* _Saved data entries_:
## Begin
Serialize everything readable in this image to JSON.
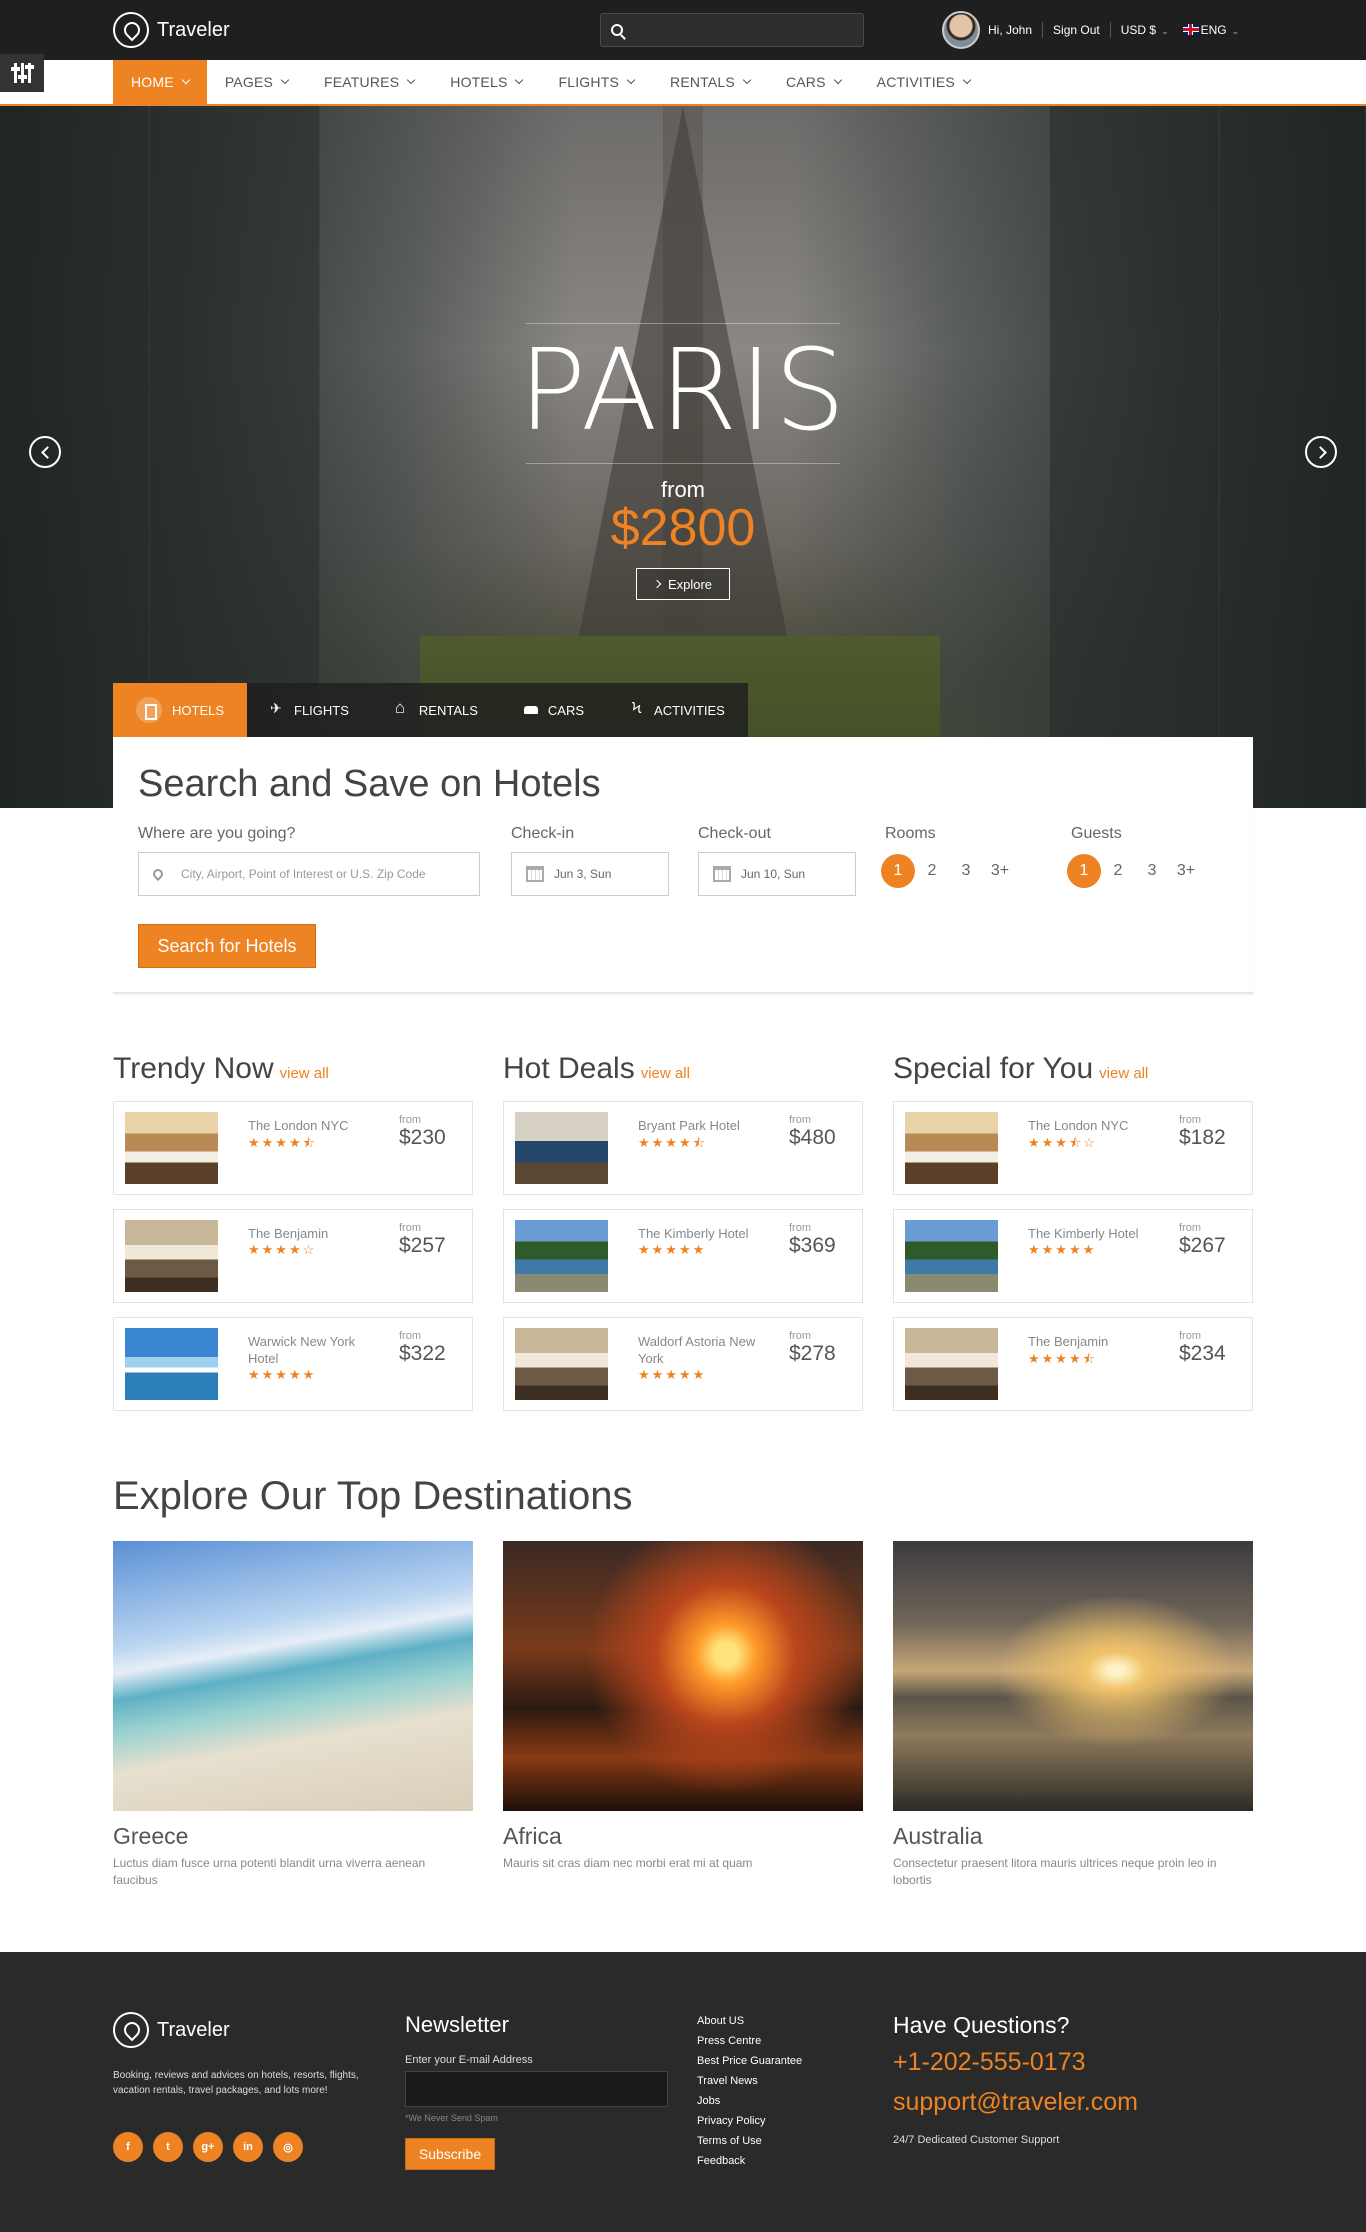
{
  "topbar": {
    "brand": "Traveler",
    "search_placeholder": "",
    "greeting": "Hi, John",
    "sign_out": "Sign Out",
    "currency": "USD $",
    "language": "ENG"
  },
  "nav": {
    "items": [
      "HOME",
      "PAGES",
      "FEATURES",
      "HOTELS",
      "FLIGHTS",
      "RENTALS",
      "CARS",
      "ACTIVITIES"
    ]
  },
  "hero": {
    "title": "PARIS",
    "from": "from",
    "price": "$2800",
    "button": "Explore"
  },
  "tabs": [
    "HOTELS",
    "FLIGHTS",
    "RENTALS",
    "CARS",
    "ACTIVITIES"
  ],
  "search": {
    "title": "Search and Save on Hotels",
    "where_label": "Where are you going?",
    "where_placeholder": "City, Airport, Point of Interest or U.S. Zip Code",
    "checkin_label": "Check-in",
    "checkin_value": "Jun 3, Sun",
    "checkout_label": "Check-out",
    "checkout_value": "Jun 10, Sun",
    "rooms_label": "Rooms",
    "rooms_options": [
      "1",
      "2",
      "3",
      "3+"
    ],
    "guests_label": "Guests",
    "guests_options": [
      "1",
      "2",
      "3",
      "3+"
    ],
    "button": "Search for Hotels"
  },
  "columns": [
    {
      "title": "Trendy Now",
      "view_all": "view all",
      "cards": [
        {
          "name": "The London NYC",
          "stars": "★★★★⯪",
          "from": "from",
          "price": "$230"
        },
        {
          "name": "The Benjamin",
          "stars": "★★★★☆",
          "from": "from",
          "price": "$257"
        },
        {
          "name": "Warwick New York Hotel",
          "stars": "★★★★★",
          "from": "from",
          "price": "$322"
        }
      ]
    },
    {
      "title": "Hot Deals",
      "view_all": "view all",
      "cards": [
        {
          "name": "Bryant Park Hotel",
          "stars": "★★★★⯪",
          "from": "from",
          "price": "$480"
        },
        {
          "name": "The Kimberly Hotel",
          "stars": "★★★★★",
          "from": "from",
          "price": "$369"
        },
        {
          "name": "Waldorf Astoria New York",
          "stars": "★★★★★",
          "from": "from",
          "price": "$278"
        }
      ]
    },
    {
      "title": "Special for You",
      "view_all": "view all",
      "cards": [
        {
          "name": "The London NYC",
          "stars": "★★★⯪☆",
          "from": "from",
          "price": "$182"
        },
        {
          "name": "The Kimberly Hotel",
          "stars": "★★★★★",
          "from": "from",
          "price": "$267"
        },
        {
          "name": "The Benjamin",
          "stars": "★★★★⯪",
          "from": "from",
          "price": "$234"
        }
      ]
    }
  ],
  "destinations": {
    "title": "Explore Our Top Destinations",
    "items": [
      {
        "name": "Greece",
        "desc": "Luctus diam fusce urna potenti blandit urna viverra aenean faucibus"
      },
      {
        "name": "Africa",
        "desc": "Mauris sit cras diam nec morbi erat mi at quam"
      },
      {
        "name": "Australia",
        "desc": "Consectetur praesent litora mauris ultrices neque proin leo in lobortis"
      }
    ]
  },
  "footer": {
    "brand": "Traveler",
    "desc": "Booking, reviews and advices on hotels, resorts, flights, vacation rentals, travel packages, and lots more!",
    "newsletter_title": "Newsletter",
    "newsletter_label": "Enter your E-mail Address",
    "newsletter_note": "*We Never Send Spam",
    "newsletter_button": "Subscribe",
    "links": [
      "About US",
      "Press Centre",
      "Best Price Guarantee",
      "Travel News",
      "Jobs",
      "Privacy Policy",
      "Terms of Use",
      "Feedback"
    ],
    "questions_title": "Have Questions?",
    "phone": "+1-202-555-0173",
    "email": "support@traveler.com",
    "support": "24/7 Dedicated Customer Support",
    "socials": [
      "f",
      "t",
      "g+",
      "in",
      "◎"
    ]
  },
  "colors": {
    "accent": "#ed8323",
    "dark": "#2a2a2a"
  }
}
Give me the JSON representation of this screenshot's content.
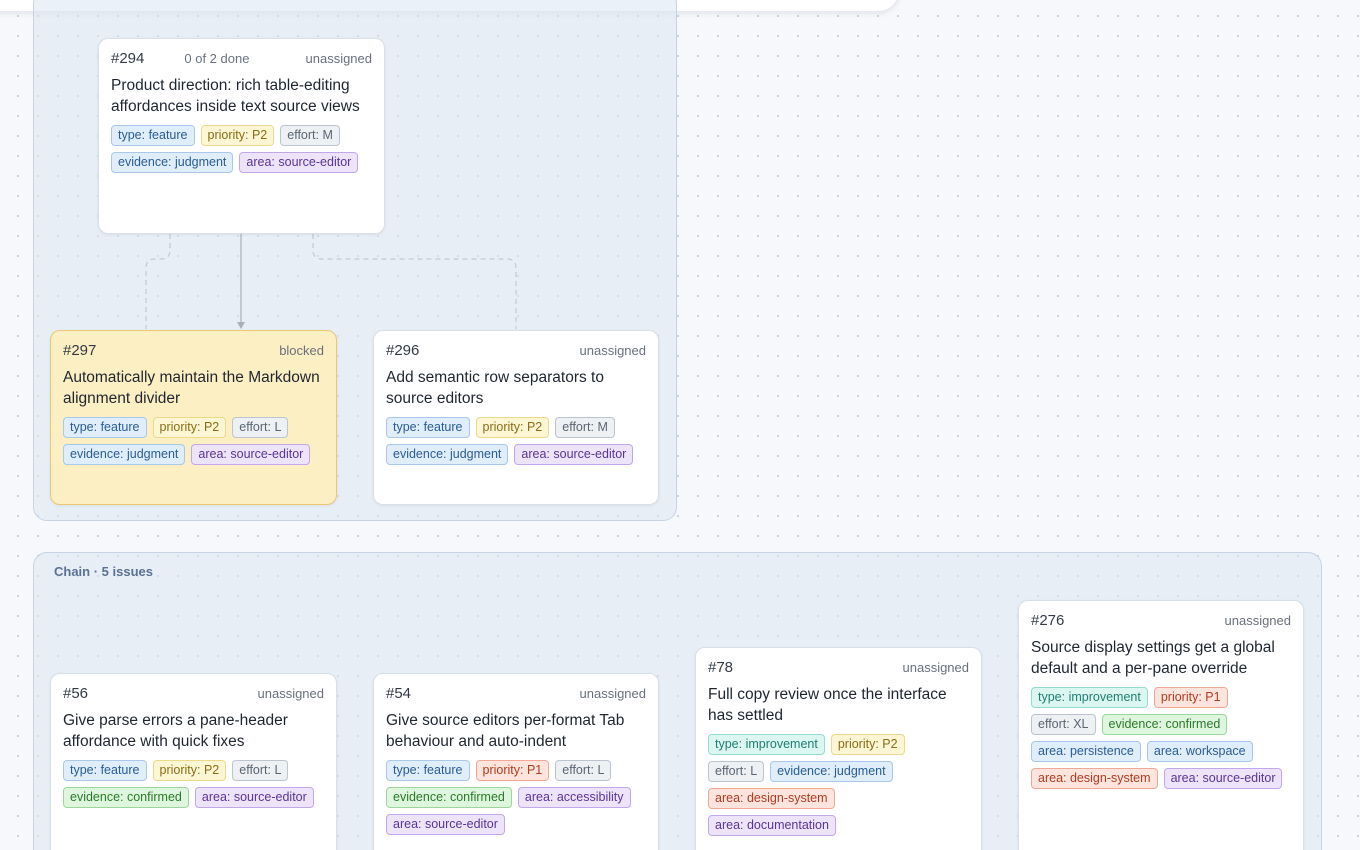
{
  "groups": [
    {
      "label": ""
    },
    {
      "label": "Chain · 5 issues"
    }
  ],
  "cards": [
    {
      "id": "#294",
      "progress": "0 of 2 done",
      "status": "unassigned",
      "title": "Product direction: rich table-editing affordances inside text source views",
      "chips": [
        "type: feature",
        "priority: P2",
        "effort: M",
        "evidence: judgment",
        "area: source-editor"
      ]
    },
    {
      "id": "#297",
      "status": "blocked",
      "title": "Automatically maintain the Markdown alignment divider",
      "chips": [
        "type: feature",
        "priority: P2",
        "effort: L",
        "evidence: judgment",
        "area: source-editor"
      ]
    },
    {
      "id": "#296",
      "status": "unassigned",
      "title": "Add semantic row separators to source editors",
      "chips": [
        "type: feature",
        "priority: P2",
        "effort: M",
        "evidence: judgment",
        "area: source-editor"
      ]
    },
    {
      "id": "#56",
      "status": "unassigned",
      "title": "Give parse errors a pane-header affordance with quick fixes",
      "chips": [
        "type: feature",
        "priority: P2",
        "effort: L",
        "evidence: confirmed",
        "area: source-editor"
      ]
    },
    {
      "id": "#54",
      "status": "unassigned",
      "title": "Give source editors per-format Tab behaviour and auto-indent",
      "chips": [
        "type: feature",
        "priority: P1",
        "effort: L",
        "evidence: confirmed",
        "area: accessibility",
        "area: source-editor"
      ]
    },
    {
      "id": "#78",
      "status": "unassigned",
      "title": "Full copy review once the interface has settled",
      "chips": [
        "type: improvement",
        "priority: P2",
        "effort: L",
        "evidence: judgment",
        "area: design-system",
        "area: documentation"
      ]
    },
    {
      "id": "#276",
      "status": "unassigned",
      "title": "Source display settings get a global default and a per-pane override",
      "chips": [
        "type: improvement",
        "priority: P1",
        "effort: XL",
        "evidence: confirmed",
        "area: persistence",
        "area: workspace",
        "area: design-system",
        "area: source-editor"
      ]
    }
  ],
  "colors": {
    "canvas": "#f6f8fb",
    "group_fill": "#dbe5f3",
    "blocked_card": "#fcefc4",
    "edge": "#b8bec8"
  }
}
## End
* _WORK TO COMPLETE_: Write out the listing above exactly as it stands, pictures excluded.

* _IN RESPONSE_:
Serialize everything readable in this image to JSON.
{
  "topbar": {
    "brand": "Traveler",
    "search_placeholder": "",
    "greeting": "Hi, John",
    "sign_out": "Sign Out",
    "currency": "USD $",
    "language": "ENG"
  },
  "nav": {
    "items": [
      "HOME",
      "PAGES",
      "FEATURES",
      "HOTELS",
      "FLIGHTS",
      "RENTALS",
      "CARS",
      "ACTIVITIES"
    ]
  },
  "hero": {
    "title": "PARIS",
    "from": "from",
    "price": "$2800",
    "button": "Explore"
  },
  "tabs": [
    "HOTELS",
    "FLIGHTS",
    "RENTALS",
    "CARS",
    "ACTIVITIES"
  ],
  "search": {
    "title": "Search and Save on Hotels",
    "where_label": "Where are you going?",
    "where_placeholder": "City, Airport, Point of Interest or U.S. Zip Code",
    "checkin_label": "Check-in",
    "checkin_value": "Jun 3, Sun",
    "checkout_label": "Check-out",
    "checkout_value": "Jun 10, Sun",
    "rooms_label": "Rooms",
    "rooms_options": [
      "1",
      "2",
      "3",
      "3+"
    ],
    "guests_label": "Guests",
    "guests_options": [
      "1",
      "2",
      "3",
      "3+"
    ],
    "button": "Search for Hotels"
  },
  "columns": [
    {
      "title": "Trendy Now",
      "view_all": "view all",
      "cards": [
        {
          "name": "The London NYC",
          "stars": "★★★★⯪",
          "from": "from",
          "price": "$230"
        },
        {
          "name": "The Benjamin",
          "stars": "★★★★☆",
          "from": "from",
          "price": "$257"
        },
        {
          "name": "Warwick New York Hotel",
          "stars": "★★★★★",
          "from": "from",
          "price": "$322"
        }
      ]
    },
    {
      "title": "Hot Deals",
      "view_all": "view all",
      "cards": [
        {
          "name": "Bryant Park Hotel",
          "stars": "★★★★⯪",
          "from": "from",
          "price": "$480"
        },
        {
          "name": "The Kimberly Hotel",
          "stars": "★★★★★",
          "from": "from",
          "price": "$369"
        },
        {
          "name": "Waldorf Astoria New York",
          "stars": "★★★★★",
          "from": "from",
          "price": "$278"
        }
      ]
    },
    {
      "title": "Special for You",
      "view_all": "view all",
      "cards": [
        {
          "name": "The London NYC",
          "stars": "★★★⯪☆",
          "from": "from",
          "price": "$182"
        },
        {
          "name": "The Kimberly Hotel",
          "stars": "★★★★★",
          "from": "from",
          "price": "$267"
        },
        {
          "name": "The Benjamin",
          "stars": "★★★★⯪",
          "from": "from",
          "price": "$234"
        }
      ]
    }
  ],
  "destinations": {
    "title": "Explore Our Top Destinations",
    "items": [
      {
        "name": "Greece",
        "desc": "Luctus diam fusce urna potenti blandit urna viverra aenean faucibus"
      },
      {
        "name": "Africa",
        "desc": "Mauris sit cras diam nec morbi erat mi at quam"
      },
      {
        "name": "Australia",
        "desc": "Consectetur praesent litora mauris ultrices neque proin leo in lobortis"
      }
    ]
  },
  "footer": {
    "brand": "Traveler",
    "desc": "Booking, reviews and advices on hotels, resorts, flights, vacation rentals, travel packages, and lots more!",
    "newsletter_title": "Newsletter",
    "newsletter_label": "Enter your E-mail Address",
    "newsletter_note": "*We Never Send Spam",
    "newsletter_button": "Subscribe",
    "links": [
      "About US",
      "Press Centre",
      "Best Price Guarantee",
      "Travel News",
      "Jobs",
      "Privacy Policy",
      "Terms of Use",
      "Feedback"
    ],
    "questions_title": "Have Questions?",
    "phone": "+1-202-555-0173",
    "email": "support@traveler.com",
    "support": "24/7 Dedicated Customer Support",
    "socials": [
      "f",
      "t",
      "g+",
      "in",
      "◎"
    ]
  },
  "colors": {
    "accent": "#ed8323",
    "dark": "#2a2a2a"
  }
}
Give me the JSON representation of this screenshot's content.
{
  "groups": [
    {
      "label": ""
    },
    {
      "label": "Chain · 5 issues"
    }
  ],
  "cards": [
    {
      "id": "#294",
      "progress": "0 of 2 done",
      "status": "unassigned",
      "title": "Product direction: rich table-editing affordances inside text source views",
      "chips": [
        "type: feature",
        "priority: P2",
        "effort: M",
        "evidence: judgment",
        "area: source-editor"
      ]
    },
    {
      "id": "#297",
      "status": "blocked",
      "title": "Automatically maintain the Markdown alignment divider",
      "chips": [
        "type: feature",
        "priority: P2",
        "effort: L",
        "evidence: judgment",
        "area: source-editor"
      ]
    },
    {
      "id": "#296",
      "status": "unassigned",
      "title": "Add semantic row separators to source editors",
      "chips": [
        "type: feature",
        "priority: P2",
        "effort: M",
        "evidence: judgment",
        "area: source-editor"
      ]
    },
    {
      "id": "#56",
      "status": "unassigned",
      "title": "Give parse errors a pane-header affordance with quick fixes",
      "chips": [
        "type: feature",
        "priority: P2",
        "effort: L",
        "evidence: confirmed",
        "area: source-editor"
      ]
    },
    {
      "id": "#54",
      "status": "unassigned",
      "title": "Give source editors per-format Tab behaviour and auto-indent",
      "chips": [
        "type: feature",
        "priority: P1",
        "effort: L",
        "evidence: confirmed",
        "area: accessibility",
        "area: source-editor"
      ]
    },
    {
      "id": "#78",
      "status": "unassigned",
      "title": "Full copy review once the interface has settled",
      "chips": [
        "type: improvement",
        "priority: P2",
        "effort: L",
        "evidence: judgment",
        "area: design-system",
        "area: documentation"
      ]
    },
    {
      "id": "#276",
      "status": "unassigned",
      "title": "Source display settings get a global default and a per-pane override",
      "chips": [
        "type: improvement",
        "priority: P1",
        "effort: XL",
        "evidence: confirmed",
        "area: persistence",
        "area: workspace",
        "area: design-system",
        "area: source-editor"
      ]
    }
  ],
  "colors": {
    "canvas": "#f6f8fb",
    "group_fill": "#dbe5f3",
    "blocked_card": "#fcefc4",
    "edge": "#b8bec8"
  }
}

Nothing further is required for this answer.